Report only the number of lines in this material that include "Miles".
---*---
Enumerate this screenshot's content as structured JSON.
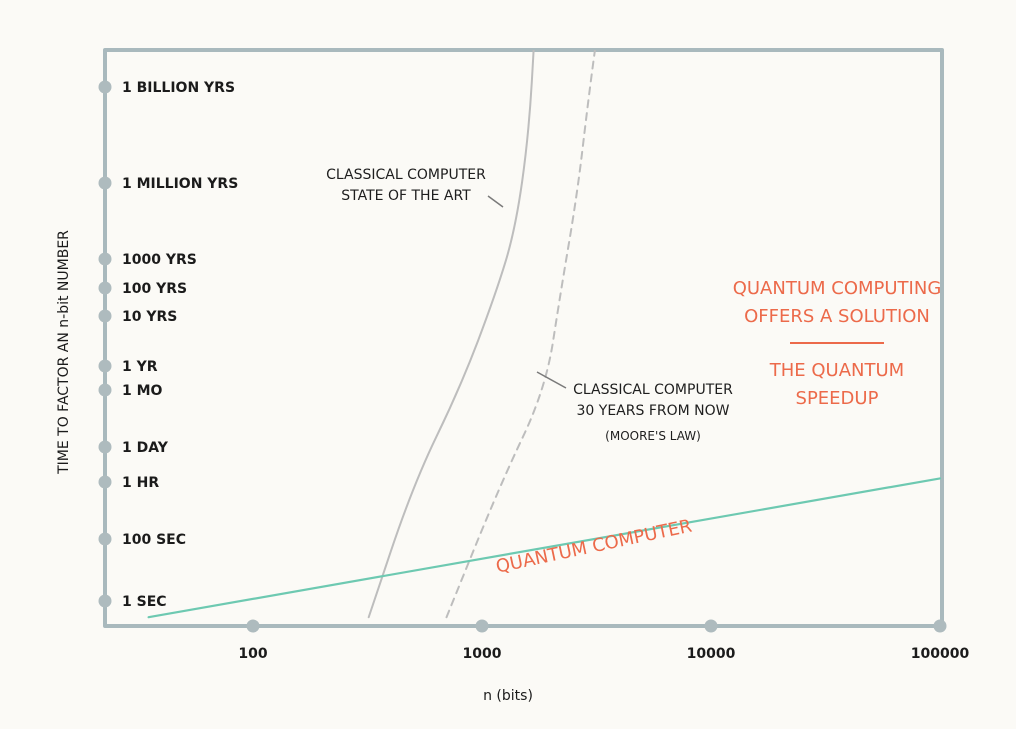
{
  "chart_data": {
    "type": "line",
    "xlabel": "n (bits)",
    "ylabel": "TIME TO FACTOR AN n-bit NUMBER",
    "x_scale": "log",
    "x_ticks": [
      {
        "value": 100,
        "label": "100"
      },
      {
        "value": 1000,
        "label": "1000"
      },
      {
        "value": 10000,
        "label": "10000"
      },
      {
        "value": 100000,
        "label": "100000"
      }
    ],
    "y_ticks": [
      {
        "seconds": 1,
        "label": "1 SEC"
      },
      {
        "seconds": 100,
        "label": "100 SEC"
      },
      {
        "seconds": 3600,
        "label": "1 HR"
      },
      {
        "seconds": 86400,
        "label": "1 DAY"
      },
      {
        "seconds": 2592000,
        "label": "1 MO"
      },
      {
        "seconds": 31536000,
        "label": "1 YR"
      },
      {
        "seconds": 315360000,
        "label": "10 YRS"
      },
      {
        "seconds": 3153600000,
        "label": "100 YRS"
      },
      {
        "seconds": 31536000000,
        "label": "1000 YRS"
      },
      {
        "seconds": 31536000000000,
        "label": "1 MILLION YRS"
      },
      {
        "seconds": 31536000000000000,
        "label": "1 BILLION YRS"
      }
    ],
    "series": [
      {
        "id": "classical-now",
        "style": "solid",
        "color": "#bdbdbd",
        "points": [
          [
            320,
            0.3
          ],
          [
            500,
            3000
          ],
          [
            800,
            3000000.0
          ],
          [
            1150,
            2000000000.0
          ],
          [
            1400,
            500000000000.0
          ],
          [
            1600,
            1000000000000000.0
          ],
          [
            1700,
            2e+18
          ]
        ]
      },
      {
        "id": "classical-future",
        "style": "dashed",
        "color": "#bdbdbd",
        "points": [
          [
            700,
            0.3
          ],
          [
            1200,
            3000
          ],
          [
            1900,
            3000000.0
          ],
          [
            2200,
            2000000000.0
          ],
          [
            2600,
            10000000000000.0
          ],
          [
            2900,
            1e+16
          ],
          [
            3200,
            2e+18
          ]
        ]
      },
      {
        "id": "quantum",
        "style": "solid",
        "color": "#6dc9b1",
        "points": [
          [
            35,
            0.3
          ],
          [
            100000,
            5000
          ]
        ]
      }
    ],
    "annotations": {
      "classical_now": [
        "CLASSICAL COMPUTER",
        "STATE OF THE ART"
      ],
      "classical_future": [
        "CLASSICAL COMPUTER",
        "30 YEARS FROM NOW",
        "(MOORE'S LAW)"
      ],
      "quantum": "QUANTUM COMPUTER",
      "solution": [
        "QUANTUM COMPUTING",
        "OFFERS A SOLUTION"
      ],
      "speedup": [
        "THE QUANTUM",
        "SPEEDUP"
      ]
    },
    "colors": {
      "frame": "#a9b9bd",
      "tick_dot": "#aebbbe",
      "classical": "#bdbdbd",
      "quantum": "#6dc9b1",
      "accent": "#ec6a4a"
    }
  }
}
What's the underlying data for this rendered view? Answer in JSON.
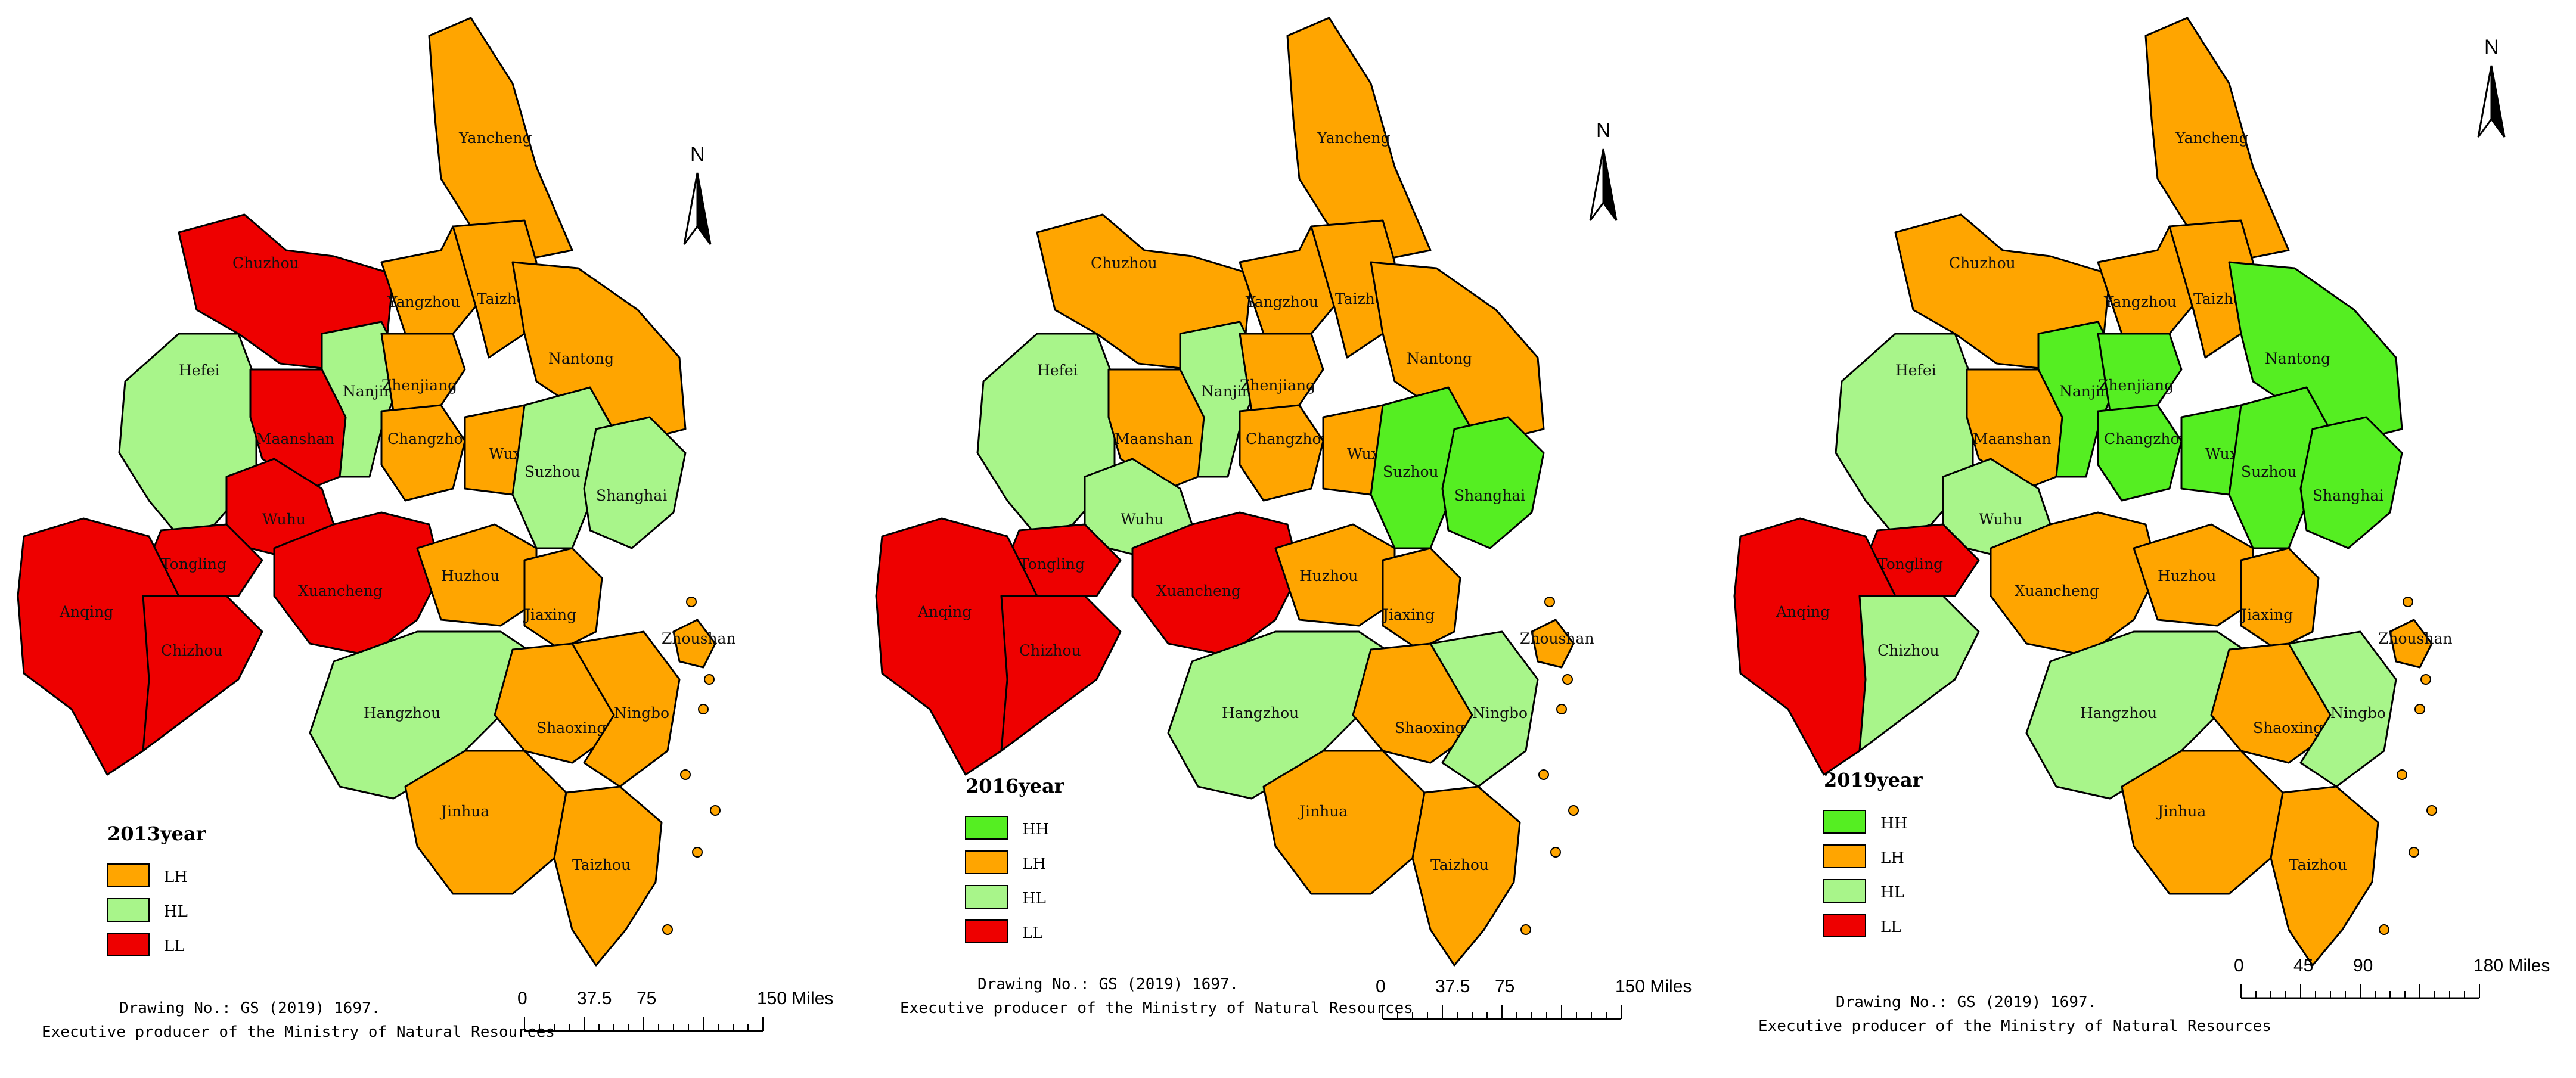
{
  "colors": {
    "HH": "#55ee22",
    "LH": "#ffa500",
    "HL": "#a8f58a",
    "LL": "#ee0000"
  },
  "north_label": "N",
  "scale_unit": "Miles",
  "panels": [
    {
      "legend_title": "2013year",
      "legend": [
        "LH",
        "HL",
        "LL"
      ],
      "scale_ticks": [
        "0",
        "37.5",
        "75",
        "150 Miles"
      ],
      "credit_line1": "Drawing No.: GS (2019) 1697.",
      "credit_line2": "Executive producer of the Ministry of Natural Resources",
      "cities": [
        {
          "name": "Yancheng",
          "class": "LH"
        },
        {
          "name": "Chuzhou",
          "class": "LL"
        },
        {
          "name": "Yangzhou",
          "class": "LH"
        },
        {
          "name": "Taizhou",
          "class": "LH"
        },
        {
          "name": "Nantong",
          "class": "LH"
        },
        {
          "name": "Hefei",
          "class": "HL"
        },
        {
          "name": "Nanjing",
          "class": "HL"
        },
        {
          "name": "Zhenjiang",
          "class": "LH"
        },
        {
          "name": "Maanshan",
          "class": "LL"
        },
        {
          "name": "Changzhou",
          "class": "LH"
        },
        {
          "name": "Wuxi",
          "class": "LH"
        },
        {
          "name": "Suzhou",
          "class": "HL"
        },
        {
          "name": "Shanghai",
          "class": "HL"
        },
        {
          "name": "Wuhu",
          "class": "LL"
        },
        {
          "name": "Tongling",
          "class": "LL"
        },
        {
          "name": "Anqing",
          "class": "LL"
        },
        {
          "name": "Xuancheng",
          "class": "LL"
        },
        {
          "name": "Chizhou",
          "class": "LL"
        },
        {
          "name": "Huzhou",
          "class": "LH"
        },
        {
          "name": "Jiaxing",
          "class": "LH"
        },
        {
          "name": "Zhoushan",
          "class": "LH"
        },
        {
          "name": "Hangzhou",
          "class": "HL"
        },
        {
          "name": "Shaoxing",
          "class": "LH"
        },
        {
          "name": "Ningbo",
          "class": "LH"
        },
        {
          "name": "Jinhua",
          "class": "LH"
        },
        {
          "name": "Taizhou",
          "class": "LH"
        }
      ]
    },
    {
      "legend_title": "2016year",
      "legend": [
        "HH",
        "LH",
        "HL",
        "LL"
      ],
      "scale_ticks": [
        "0",
        "37.5",
        "75",
        "150 Miles"
      ],
      "credit_line1": "Drawing No.: GS (2019) 1697.",
      "credit_line2": "Executive producer of the Ministry of Natural Resources",
      "cities": [
        {
          "name": "Yancheng",
          "class": "LH"
        },
        {
          "name": "Chuzhou",
          "class": "LH"
        },
        {
          "name": "Yangzhou",
          "class": "LH"
        },
        {
          "name": "Taizhou",
          "class": "LH"
        },
        {
          "name": "Nantong",
          "class": "LH"
        },
        {
          "name": "Hefei",
          "class": "HL"
        },
        {
          "name": "Nanjing",
          "class": "HL"
        },
        {
          "name": "Zhenjiang",
          "class": "LH"
        },
        {
          "name": "Maanshan",
          "class": "LH"
        },
        {
          "name": "Changzhou",
          "class": "LH"
        },
        {
          "name": "Wuxi",
          "class": "LH"
        },
        {
          "name": "Suzhou",
          "class": "HH"
        },
        {
          "name": "Shanghai",
          "class": "HH"
        },
        {
          "name": "Wuhu",
          "class": "HL"
        },
        {
          "name": "Tongling",
          "class": "LL"
        },
        {
          "name": "Anqing",
          "class": "LL"
        },
        {
          "name": "Xuancheng",
          "class": "LL"
        },
        {
          "name": "Chizhou",
          "class": "LL"
        },
        {
          "name": "Huzhou",
          "class": "LH"
        },
        {
          "name": "Jiaxing",
          "class": "LH"
        },
        {
          "name": "Zhoushan",
          "class": "LH"
        },
        {
          "name": "Hangzhou",
          "class": "HL"
        },
        {
          "name": "Shaoxing",
          "class": "LH"
        },
        {
          "name": "Ningbo",
          "class": "HL"
        },
        {
          "name": "Jinhua",
          "class": "LH"
        },
        {
          "name": "Taizhou",
          "class": "LH"
        }
      ]
    },
    {
      "legend_title": "2019year",
      "legend": [
        "HH",
        "LH",
        "HL",
        "LL"
      ],
      "scale_ticks": [
        "0",
        "45",
        "90",
        "180 Miles"
      ],
      "credit_line1": "Drawing No.: GS (2019) 1697.",
      "credit_line2": "Executive producer of the Ministry of Natural Resources",
      "cities": [
        {
          "name": "Yancheng",
          "class": "LH"
        },
        {
          "name": "Chuzhou",
          "class": "LH"
        },
        {
          "name": "Yangzhou",
          "class": "LH"
        },
        {
          "name": "Taizhou",
          "class": "LH"
        },
        {
          "name": "Nantong",
          "class": "HH"
        },
        {
          "name": "Hefei",
          "class": "HL"
        },
        {
          "name": "Nanjing",
          "class": "HH"
        },
        {
          "name": "Zhenjiang",
          "class": "HH"
        },
        {
          "name": "Maanshan",
          "class": "LH"
        },
        {
          "name": "Changzhou",
          "class": "HH"
        },
        {
          "name": "Wuxi",
          "class": "HH"
        },
        {
          "name": "Suzhou",
          "class": "HH"
        },
        {
          "name": "Shanghai",
          "class": "HH"
        },
        {
          "name": "Wuhu",
          "class": "HL"
        },
        {
          "name": "Tongling",
          "class": "LL"
        },
        {
          "name": "Anqing",
          "class": "LL"
        },
        {
          "name": "Xuancheng",
          "class": "LH"
        },
        {
          "name": "Chizhou",
          "class": "HL"
        },
        {
          "name": "Huzhou",
          "class": "LH"
        },
        {
          "name": "Jiaxing",
          "class": "LH"
        },
        {
          "name": "Zhoushan",
          "class": "LH"
        },
        {
          "name": "Hangzhou",
          "class": "HL"
        },
        {
          "name": "Shaoxing",
          "class": "LH"
        },
        {
          "name": "Ningbo",
          "class": "HL"
        },
        {
          "name": "Jinhua",
          "class": "LH"
        },
        {
          "name": "Taizhou",
          "class": "LH"
        }
      ]
    }
  ]
}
---*---
RESPONSE » 4